Going through the material below, please gather all lines with the word "является" in them.
-- Start --
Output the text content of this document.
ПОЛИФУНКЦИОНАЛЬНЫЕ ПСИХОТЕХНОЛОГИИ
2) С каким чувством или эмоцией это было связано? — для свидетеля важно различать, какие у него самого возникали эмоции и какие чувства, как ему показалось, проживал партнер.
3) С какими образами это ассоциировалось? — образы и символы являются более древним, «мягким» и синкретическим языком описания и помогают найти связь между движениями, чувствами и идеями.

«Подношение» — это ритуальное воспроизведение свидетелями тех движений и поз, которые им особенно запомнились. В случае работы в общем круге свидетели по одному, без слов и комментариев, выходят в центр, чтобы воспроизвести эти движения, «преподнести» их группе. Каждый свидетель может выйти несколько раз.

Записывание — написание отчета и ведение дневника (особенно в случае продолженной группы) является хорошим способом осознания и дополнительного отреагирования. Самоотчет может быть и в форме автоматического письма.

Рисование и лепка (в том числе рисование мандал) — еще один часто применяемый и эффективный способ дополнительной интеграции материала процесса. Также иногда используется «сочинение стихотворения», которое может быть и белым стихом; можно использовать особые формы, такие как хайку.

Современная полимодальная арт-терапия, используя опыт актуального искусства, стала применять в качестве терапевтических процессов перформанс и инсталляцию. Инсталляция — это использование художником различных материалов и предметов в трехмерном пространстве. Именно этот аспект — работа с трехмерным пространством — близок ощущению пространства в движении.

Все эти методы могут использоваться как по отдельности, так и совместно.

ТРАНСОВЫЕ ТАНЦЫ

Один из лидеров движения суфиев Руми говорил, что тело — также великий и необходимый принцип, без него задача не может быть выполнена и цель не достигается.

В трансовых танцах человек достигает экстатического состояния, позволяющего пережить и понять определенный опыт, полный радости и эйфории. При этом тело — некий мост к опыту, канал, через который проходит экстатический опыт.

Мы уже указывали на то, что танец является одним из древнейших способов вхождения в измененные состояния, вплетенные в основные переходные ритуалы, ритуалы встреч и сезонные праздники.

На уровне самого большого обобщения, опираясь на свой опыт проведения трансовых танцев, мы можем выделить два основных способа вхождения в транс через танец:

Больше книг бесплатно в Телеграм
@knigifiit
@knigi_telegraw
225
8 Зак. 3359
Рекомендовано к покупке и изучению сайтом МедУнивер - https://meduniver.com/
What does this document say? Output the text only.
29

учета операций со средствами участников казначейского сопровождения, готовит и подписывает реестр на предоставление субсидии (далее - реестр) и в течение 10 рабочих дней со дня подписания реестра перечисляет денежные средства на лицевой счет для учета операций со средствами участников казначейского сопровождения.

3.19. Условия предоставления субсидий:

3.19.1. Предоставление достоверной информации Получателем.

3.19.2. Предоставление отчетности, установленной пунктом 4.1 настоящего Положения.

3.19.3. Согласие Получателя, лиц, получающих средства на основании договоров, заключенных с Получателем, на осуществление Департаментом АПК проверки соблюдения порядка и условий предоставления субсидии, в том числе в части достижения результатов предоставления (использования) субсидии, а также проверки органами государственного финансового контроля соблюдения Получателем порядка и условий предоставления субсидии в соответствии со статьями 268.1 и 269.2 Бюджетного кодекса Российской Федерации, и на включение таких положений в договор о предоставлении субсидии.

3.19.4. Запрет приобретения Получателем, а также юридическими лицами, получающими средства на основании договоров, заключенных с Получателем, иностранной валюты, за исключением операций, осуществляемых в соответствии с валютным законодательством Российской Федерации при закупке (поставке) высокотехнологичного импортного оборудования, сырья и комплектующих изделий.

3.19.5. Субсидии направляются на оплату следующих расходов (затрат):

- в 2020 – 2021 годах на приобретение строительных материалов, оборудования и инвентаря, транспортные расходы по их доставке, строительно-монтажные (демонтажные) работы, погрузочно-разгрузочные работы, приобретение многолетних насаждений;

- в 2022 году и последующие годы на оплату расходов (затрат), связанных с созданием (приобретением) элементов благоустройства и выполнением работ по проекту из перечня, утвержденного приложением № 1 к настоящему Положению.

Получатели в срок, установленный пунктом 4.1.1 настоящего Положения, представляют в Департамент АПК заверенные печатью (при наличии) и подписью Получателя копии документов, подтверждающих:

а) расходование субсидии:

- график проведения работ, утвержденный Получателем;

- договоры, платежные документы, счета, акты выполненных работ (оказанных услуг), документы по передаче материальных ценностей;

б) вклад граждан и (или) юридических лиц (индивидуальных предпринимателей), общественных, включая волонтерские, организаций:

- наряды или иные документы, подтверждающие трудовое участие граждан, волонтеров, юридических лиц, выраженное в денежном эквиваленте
-- End --
[Answer below]:
Записывание — написание отчета и ведение дневника (особенно в случае продолженной группы) является хорошим способом осознания и дополнительного отреагирования. Самоотчет может быть и в форме автоматического письма.
Мы уже указывали на то, что танец является одним из древнейших способов вхождения в измененные состояния, вплетенные в основные переходные ритуалы, ритуалы встреч и сезонные праздники.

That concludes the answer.